▸ What to produce
Scan the data. Collect each line that contains the word "Värmdö".

★ ★ ★ ★ ★

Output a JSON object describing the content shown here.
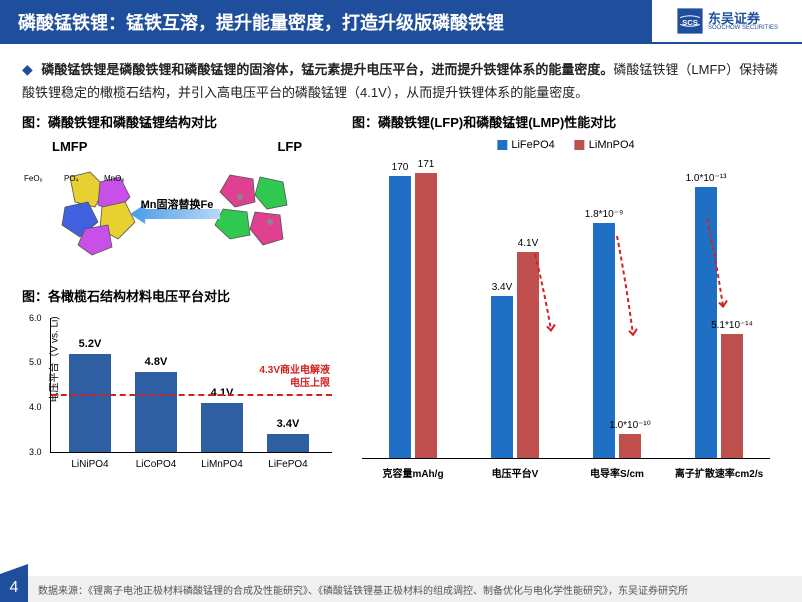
{
  "header": {
    "title": "磷酸锰铁锂：锰铁互溶，提升能量密度，打造升级版磷酸铁锂",
    "logo_cn": "东吴证券",
    "logo_en": "SOOCHOW SECURITIES",
    "logo_badge": "SCS"
  },
  "intro": {
    "bold": "磷酸锰铁锂是磷酸铁锂和磷酸锰锂的固溶体，锰元素提升电压平台，进而提升铁锂体系的能量密度。",
    "rest": "磷酸锰铁锂（LMFP）保持磷酸铁锂稳定的橄榄石结构，并引入高电压平台的磷酸锰锂（4.1V），从而提升铁锂体系的能量密度。"
  },
  "fig1": {
    "title": "图：磷酸铁锂和磷酸锰锂结构对比",
    "lmfp": "LMFP",
    "lfp": "LFP",
    "arrow_text": "Mn固溶替换Fe",
    "fe": "FeO₆",
    "po": "PO₄",
    "mn": "MnO₆"
  },
  "fig2": {
    "title": "图：各橄榄石结构材料电压平台对比",
    "ylabel": "电压平台（V vs. Li)",
    "ylim": [
      3.0,
      6.0
    ],
    "yticks": [
      "3.0",
      "4.0",
      "5.0",
      "6.0"
    ],
    "bars": [
      {
        "x": "LiNiPO4",
        "v": 5.2,
        "label": "5.2V"
      },
      {
        "x": "LiCoPO4",
        "v": 4.8,
        "label": "4.8V"
      },
      {
        "x": "LiMnPO4",
        "v": 4.1,
        "label": "4.1V"
      },
      {
        "x": "LiFePO4",
        "v": 3.4,
        "label": "3.4V"
      }
    ],
    "limit_v": 4.3,
    "limit_text1": "4.3V商业电解液",
    "limit_text2": "电压上限",
    "bar_color": "#2e5fa3"
  },
  "fig3": {
    "title": "图：磷酸铁锂(LFP)和磷酸锰锂(LMP)性能对比",
    "legend": [
      {
        "name": "LiFePO4",
        "color": "#1f6fc4"
      },
      {
        "name": "LiMnPO4",
        "color": "#c0504d"
      }
    ],
    "groups": [
      {
        "x": "克容量mAh/g",
        "blue_h": 0.96,
        "blue_label": "170",
        "red_h": 0.97,
        "red_label": "171"
      },
      {
        "x": "电压平台V",
        "blue_h": 0.55,
        "blue_label": "3.4V",
        "red_h": 0.7,
        "red_label": "4.1V"
      },
      {
        "x": "电导率S/cm",
        "blue_h": 0.8,
        "blue_label": "1.8*10⁻⁹",
        "red_h": 0.08,
        "red_label": "1.0*10⁻¹⁰"
      },
      {
        "x": "离子扩散速率cm2/s",
        "blue_h": 0.92,
        "blue_label": "1.0*10⁻¹³",
        "red_h": 0.42,
        "red_label": "5.1*10⁻¹⁴"
      }
    ]
  },
  "footer": {
    "page": "4",
    "source": "数据来源：《锂离子电池正极材料磷酸锰锂的合成及性能研究》、《磷酸锰铁锂基正极材料的组成调控、制备优化与电化学性能研究》，东吴证券研究所"
  }
}
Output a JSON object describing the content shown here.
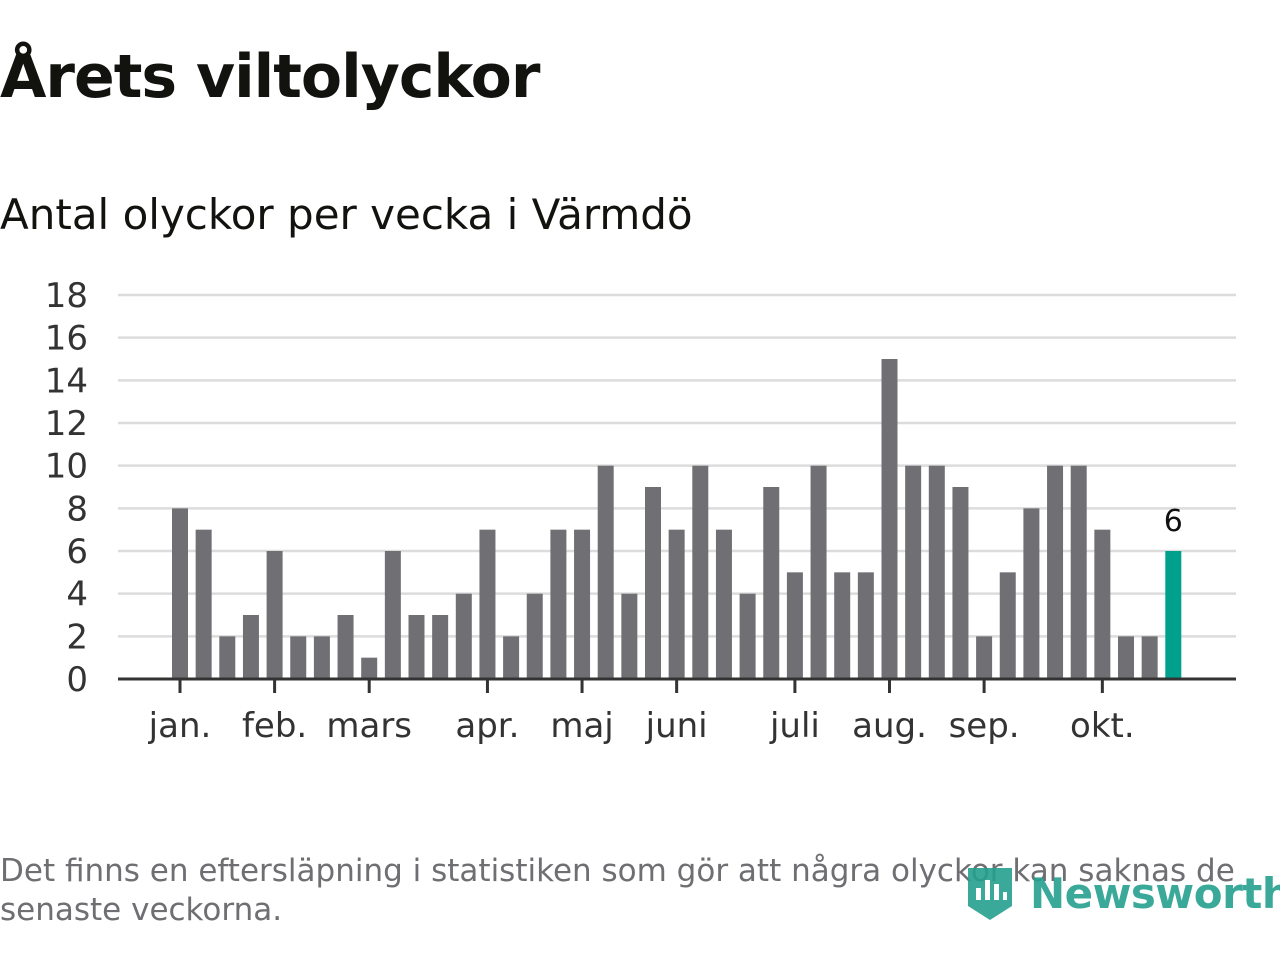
{
  "header": {
    "title": "Årets viltolyckor",
    "subtitle": "Antal olyckor per vecka i Värmdö"
  },
  "footer": {
    "note": "Det finns en eftersläpning i statistiken som gör att några olyckor kan saknas de senaste veckorna.",
    "brand": "Newsworthy"
  },
  "colors": {
    "bar": "#707074",
    "highlight": "#00a08c",
    "grid": "#dcdcdc",
    "axis": "#333333",
    "text": "#333333",
    "logo": "#26a08e"
  },
  "chart_data": {
    "type": "bar",
    "title": "Årets viltolyckor",
    "subtitle": "Antal olyckor per vecka i Värmdö",
    "xlabel": "",
    "ylabel": "",
    "ylim": [
      0,
      18
    ],
    "yticks": [
      0,
      2,
      4,
      6,
      8,
      10,
      12,
      14,
      16,
      18
    ],
    "grid": true,
    "values": [
      8,
      7,
      2,
      3,
      6,
      2,
      2,
      3,
      1,
      6,
      3,
      3,
      4,
      7,
      2,
      4,
      7,
      7,
      10,
      4,
      9,
      7,
      10,
      7,
      4,
      9,
      5,
      10,
      5,
      5,
      15,
      10,
      10,
      9,
      2,
      5,
      8,
      10,
      10,
      7,
      2,
      2,
      6
    ],
    "highlight_index": 42,
    "highlight_label": "6",
    "month_ticks": [
      {
        "label": "jan.",
        "index": 0
      },
      {
        "label": "feb.",
        "index": 4
      },
      {
        "label": "mars",
        "index": 8
      },
      {
        "label": "apr.",
        "index": 13
      },
      {
        "label": "maj",
        "index": 17
      },
      {
        "label": "juni",
        "index": 21
      },
      {
        "label": "juli",
        "index": 26
      },
      {
        "label": "aug.",
        "index": 30
      },
      {
        "label": "sep.",
        "index": 34
      },
      {
        "label": "okt.",
        "index": 39
      }
    ]
  }
}
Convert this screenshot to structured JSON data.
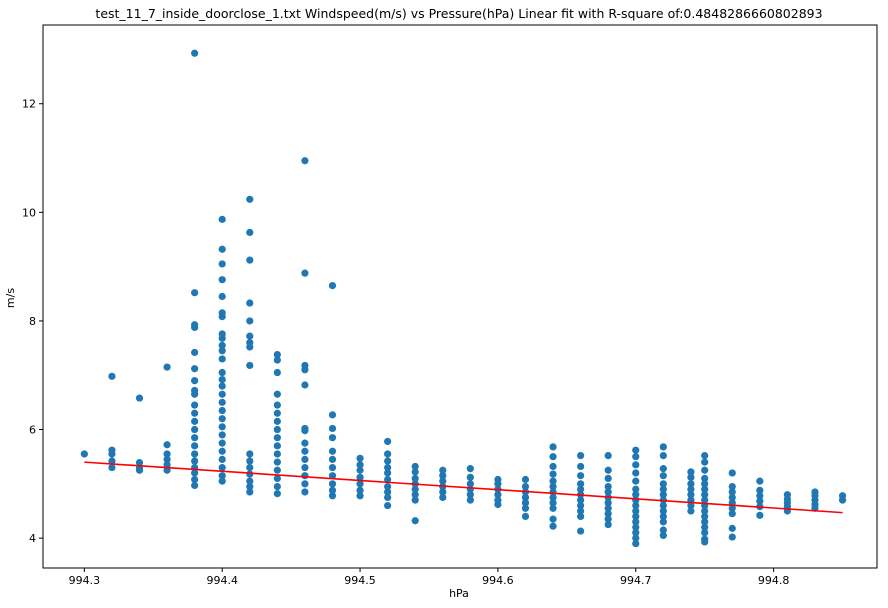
{
  "chart_data": {
    "type": "scatter",
    "title": "test_11_7_inside_doorclose_1.txt Windspeed(m/s) vs Pressure(hPa) Linear fit with R-square of:0.4848286660802893",
    "xlabel": "hPa",
    "ylabel": "m/s",
    "xlim": [
      994.27,
      994.875
    ],
    "ylim": [
      3.45,
      13.45
    ],
    "xticks": [
      994.3,
      994.4,
      994.5,
      994.6,
      994.7,
      994.8
    ],
    "xtick_labels": [
      "994.3",
      "994.4",
      "994.5",
      "994.6",
      "994.7",
      "994.8"
    ],
    "yticks": [
      4,
      6,
      8,
      10,
      12
    ],
    "ytick_labels": [
      "4",
      "6",
      "8",
      "10",
      "12"
    ],
    "grid": false,
    "colors": {
      "points": "#1f77b4",
      "fit": "#ff0000"
    },
    "series": [
      {
        "type": "scatter",
        "points": [
          [
            994.3,
            5.55
          ],
          [
            994.32,
            6.98
          ],
          [
            994.32,
            5.62
          ],
          [
            994.32,
            5.55
          ],
          [
            994.32,
            5.42
          ],
          [
            994.32,
            5.3
          ],
          [
            994.34,
            6.58
          ],
          [
            994.34,
            5.39
          ],
          [
            994.34,
            5.3
          ],
          [
            994.34,
            5.25
          ],
          [
            994.36,
            7.15
          ],
          [
            994.36,
            5.72
          ],
          [
            994.36,
            5.55
          ],
          [
            994.36,
            5.45
          ],
          [
            994.36,
            5.35
          ],
          [
            994.36,
            5.25
          ],
          [
            994.38,
            12.93
          ],
          [
            994.38,
            8.52
          ],
          [
            994.38,
            7.93
          ],
          [
            994.38,
            7.88
          ],
          [
            994.38,
            7.42
          ],
          [
            994.38,
            7.12
          ],
          [
            994.38,
            6.9
          ],
          [
            994.38,
            6.72
          ],
          [
            994.38,
            6.65
          ],
          [
            994.38,
            6.45
          ],
          [
            994.38,
            6.3
          ],
          [
            994.38,
            6.15
          ],
          [
            994.38,
            6.0
          ],
          [
            994.38,
            5.85
          ],
          [
            994.38,
            5.7
          ],
          [
            994.38,
            5.55
          ],
          [
            994.38,
            5.42
          ],
          [
            994.38,
            5.3
          ],
          [
            994.38,
            5.2
          ],
          [
            994.38,
            5.08
          ],
          [
            994.38,
            4.97
          ],
          [
            994.4,
            9.87
          ],
          [
            994.4,
            9.32
          ],
          [
            994.4,
            9.05
          ],
          [
            994.4,
            8.76
          ],
          [
            994.4,
            8.45
          ],
          [
            994.4,
            8.15
          ],
          [
            994.4,
            8.08
          ],
          [
            994.4,
            7.76
          ],
          [
            994.4,
            7.68
          ],
          [
            994.4,
            7.55
          ],
          [
            994.4,
            7.45
          ],
          [
            994.4,
            7.3
          ],
          [
            994.4,
            7.05
          ],
          [
            994.4,
            6.92
          ],
          [
            994.4,
            6.8
          ],
          [
            994.4,
            6.65
          ],
          [
            994.4,
            6.5
          ],
          [
            994.4,
            6.35
          ],
          [
            994.4,
            6.2
          ],
          [
            994.4,
            6.05
          ],
          [
            994.4,
            5.9
          ],
          [
            994.4,
            5.75
          ],
          [
            994.4,
            5.6
          ],
          [
            994.4,
            5.45
          ],
          [
            994.4,
            5.3
          ],
          [
            994.4,
            5.15
          ],
          [
            994.4,
            5.05
          ],
          [
            994.42,
            10.24
          ],
          [
            994.42,
            9.63
          ],
          [
            994.42,
            9.12
          ],
          [
            994.42,
            8.33
          ],
          [
            994.42,
            8.0
          ],
          [
            994.42,
            7.72
          ],
          [
            994.42,
            7.6
          ],
          [
            994.42,
            7.52
          ],
          [
            994.42,
            7.18
          ],
          [
            994.42,
            5.55
          ],
          [
            994.42,
            5.42
          ],
          [
            994.42,
            5.3
          ],
          [
            994.42,
            5.18
          ],
          [
            994.42,
            5.05
          ],
          [
            994.42,
            4.95
          ],
          [
            994.42,
            4.85
          ],
          [
            994.44,
            7.38
          ],
          [
            994.44,
            7.28
          ],
          [
            994.44,
            7.05
          ],
          [
            994.44,
            6.65
          ],
          [
            994.44,
            6.45
          ],
          [
            994.44,
            6.3
          ],
          [
            994.44,
            6.15
          ],
          [
            994.44,
            6.0
          ],
          [
            994.44,
            5.85
          ],
          [
            994.44,
            5.7
          ],
          [
            994.44,
            5.55
          ],
          [
            994.44,
            5.4
          ],
          [
            994.44,
            5.25
          ],
          [
            994.44,
            5.1
          ],
          [
            994.44,
            4.95
          ],
          [
            994.44,
            4.82
          ],
          [
            994.46,
            10.95
          ],
          [
            994.46,
            8.88
          ],
          [
            994.46,
            7.18
          ],
          [
            994.46,
            7.1
          ],
          [
            994.46,
            6.82
          ],
          [
            994.46,
            6.02
          ],
          [
            994.46,
            5.98
          ],
          [
            994.46,
            5.75
          ],
          [
            994.46,
            5.6
          ],
          [
            994.46,
            5.45
          ],
          [
            994.46,
            5.3
          ],
          [
            994.46,
            5.15
          ],
          [
            994.46,
            5.0
          ],
          [
            994.46,
            4.85
          ],
          [
            994.48,
            8.65
          ],
          [
            994.48,
            6.27
          ],
          [
            994.48,
            6.02
          ],
          [
            994.48,
            5.85
          ],
          [
            994.48,
            5.6
          ],
          [
            994.48,
            5.45
          ],
          [
            994.48,
            5.3
          ],
          [
            994.48,
            5.15
          ],
          [
            994.48,
            5.0
          ],
          [
            994.48,
            4.88
          ],
          [
            994.48,
            4.78
          ],
          [
            994.5,
            5.47
          ],
          [
            994.5,
            5.35
          ],
          [
            994.5,
            5.25
          ],
          [
            994.5,
            5.12
          ],
          [
            994.5,
            5.0
          ],
          [
            994.5,
            4.88
          ],
          [
            994.5,
            4.78
          ],
          [
            994.52,
            5.78
          ],
          [
            994.52,
            5.55
          ],
          [
            994.52,
            5.42
          ],
          [
            994.52,
            5.3
          ],
          [
            994.52,
            5.2
          ],
          [
            994.52,
            5.08
          ],
          [
            994.52,
            4.95
          ],
          [
            994.52,
            4.85
          ],
          [
            994.52,
            4.75
          ],
          [
            994.52,
            4.6
          ],
          [
            994.54,
            5.32
          ],
          [
            994.54,
            5.22
          ],
          [
            994.54,
            5.1
          ],
          [
            994.54,
            5.0
          ],
          [
            994.54,
            4.9
          ],
          [
            994.54,
            4.8
          ],
          [
            994.54,
            4.7
          ],
          [
            994.54,
            4.32
          ],
          [
            994.56,
            5.25
          ],
          [
            994.56,
            5.15
          ],
          [
            994.56,
            5.05
          ],
          [
            994.56,
            4.95
          ],
          [
            994.56,
            4.85
          ],
          [
            994.56,
            4.75
          ],
          [
            994.58,
            5.28
          ],
          [
            994.58,
            5.12
          ],
          [
            994.58,
            5.0
          ],
          [
            994.58,
            4.9
          ],
          [
            994.58,
            4.8
          ],
          [
            994.58,
            4.7
          ],
          [
            994.6,
            5.08
          ],
          [
            994.6,
            5.0
          ],
          [
            994.6,
            4.9
          ],
          [
            994.6,
            4.8
          ],
          [
            994.6,
            4.7
          ],
          [
            994.6,
            4.62
          ],
          [
            994.62,
            5.08
          ],
          [
            994.62,
            4.95
          ],
          [
            994.62,
            4.85
          ],
          [
            994.62,
            4.75
          ],
          [
            994.62,
            4.65
          ],
          [
            994.62,
            4.55
          ],
          [
            994.62,
            4.4
          ],
          [
            994.64,
            5.68
          ],
          [
            994.64,
            5.5
          ],
          [
            994.64,
            5.32
          ],
          [
            994.64,
            5.18
          ],
          [
            994.64,
            5.05
          ],
          [
            994.64,
            4.95
          ],
          [
            994.64,
            4.85
          ],
          [
            994.64,
            4.75
          ],
          [
            994.64,
            4.65
          ],
          [
            994.64,
            4.55
          ],
          [
            994.64,
            4.35
          ],
          [
            994.64,
            4.22
          ],
          [
            994.66,
            5.52
          ],
          [
            994.66,
            5.32
          ],
          [
            994.66,
            5.15
          ],
          [
            994.66,
            5.0
          ],
          [
            994.66,
            4.9
          ],
          [
            994.66,
            4.8
          ],
          [
            994.66,
            4.7
          ],
          [
            994.66,
            4.6
          ],
          [
            994.66,
            4.5
          ],
          [
            994.66,
            4.4
          ],
          [
            994.66,
            4.13
          ],
          [
            994.68,
            5.52
          ],
          [
            994.68,
            5.25
          ],
          [
            994.68,
            5.1
          ],
          [
            994.68,
            4.95
          ],
          [
            994.68,
            4.85
          ],
          [
            994.68,
            4.75
          ],
          [
            994.68,
            4.65
          ],
          [
            994.68,
            4.55
          ],
          [
            994.68,
            4.45
          ],
          [
            994.68,
            4.35
          ],
          [
            994.68,
            4.25
          ],
          [
            994.7,
            5.62
          ],
          [
            994.7,
            5.5
          ],
          [
            994.7,
            5.35
          ],
          [
            994.7,
            5.2
          ],
          [
            994.7,
            5.05
          ],
          [
            994.7,
            4.9
          ],
          [
            994.7,
            4.8
          ],
          [
            994.7,
            4.7
          ],
          [
            994.7,
            4.6
          ],
          [
            994.7,
            4.5
          ],
          [
            994.7,
            4.4
          ],
          [
            994.7,
            4.3
          ],
          [
            994.7,
            4.2
          ],
          [
            994.7,
            4.1
          ],
          [
            994.7,
            4.0
          ],
          [
            994.7,
            3.9
          ],
          [
            994.72,
            5.68
          ],
          [
            994.72,
            5.52
          ],
          [
            994.72,
            5.28
          ],
          [
            994.72,
            5.15
          ],
          [
            994.72,
            5.0
          ],
          [
            994.72,
            4.9
          ],
          [
            994.72,
            4.8
          ],
          [
            994.72,
            4.7
          ],
          [
            994.72,
            4.6
          ],
          [
            994.72,
            4.5
          ],
          [
            994.72,
            4.4
          ],
          [
            994.72,
            4.3
          ],
          [
            994.72,
            4.15
          ],
          [
            994.72,
            4.05
          ],
          [
            994.74,
            5.22
          ],
          [
            994.74,
            5.12
          ],
          [
            994.74,
            5.0
          ],
          [
            994.74,
            4.9
          ],
          [
            994.74,
            4.8
          ],
          [
            994.74,
            4.7
          ],
          [
            994.74,
            4.6
          ],
          [
            994.74,
            4.5
          ],
          [
            994.75,
            5.52
          ],
          [
            994.75,
            5.4
          ],
          [
            994.75,
            5.25
          ],
          [
            994.75,
            5.1
          ],
          [
            994.75,
            5.0
          ],
          [
            994.75,
            4.9
          ],
          [
            994.75,
            4.8
          ],
          [
            994.75,
            4.7
          ],
          [
            994.75,
            4.6
          ],
          [
            994.75,
            4.5
          ],
          [
            994.75,
            4.4
          ],
          [
            994.75,
            4.3
          ],
          [
            994.75,
            4.2
          ],
          [
            994.75,
            4.1
          ],
          [
            994.75,
            3.98
          ],
          [
            994.75,
            3.93
          ],
          [
            994.77,
            5.2
          ],
          [
            994.77,
            4.95
          ],
          [
            994.77,
            4.85
          ],
          [
            994.77,
            4.75
          ],
          [
            994.77,
            4.65
          ],
          [
            994.77,
            4.55
          ],
          [
            994.77,
            4.45
          ],
          [
            994.77,
            4.18
          ],
          [
            994.77,
            4.02
          ],
          [
            994.79,
            5.05
          ],
          [
            994.79,
            4.88
          ],
          [
            994.79,
            4.78
          ],
          [
            994.79,
            4.68
          ],
          [
            994.79,
            4.58
          ],
          [
            994.79,
            4.42
          ],
          [
            994.81,
            4.8
          ],
          [
            994.81,
            4.72
          ],
          [
            994.81,
            4.65
          ],
          [
            994.81,
            4.58
          ],
          [
            994.81,
            4.5
          ],
          [
            994.83,
            4.85
          ],
          [
            994.83,
            4.78
          ],
          [
            994.83,
            4.7
          ],
          [
            994.83,
            4.62
          ],
          [
            994.83,
            4.55
          ],
          [
            994.85,
            4.78
          ],
          [
            994.85,
            4.7
          ]
        ]
      },
      {
        "type": "line",
        "x": [
          994.3,
          994.85
        ],
        "y": [
          5.4,
          4.47
        ]
      }
    ]
  }
}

★ ★ ★ ★ ★

▸ Task response
    "subtitle": "Antal olyckor per vecka i Värmdö"
    "subtitle": "Antal olyckor per vecka i Värmdö",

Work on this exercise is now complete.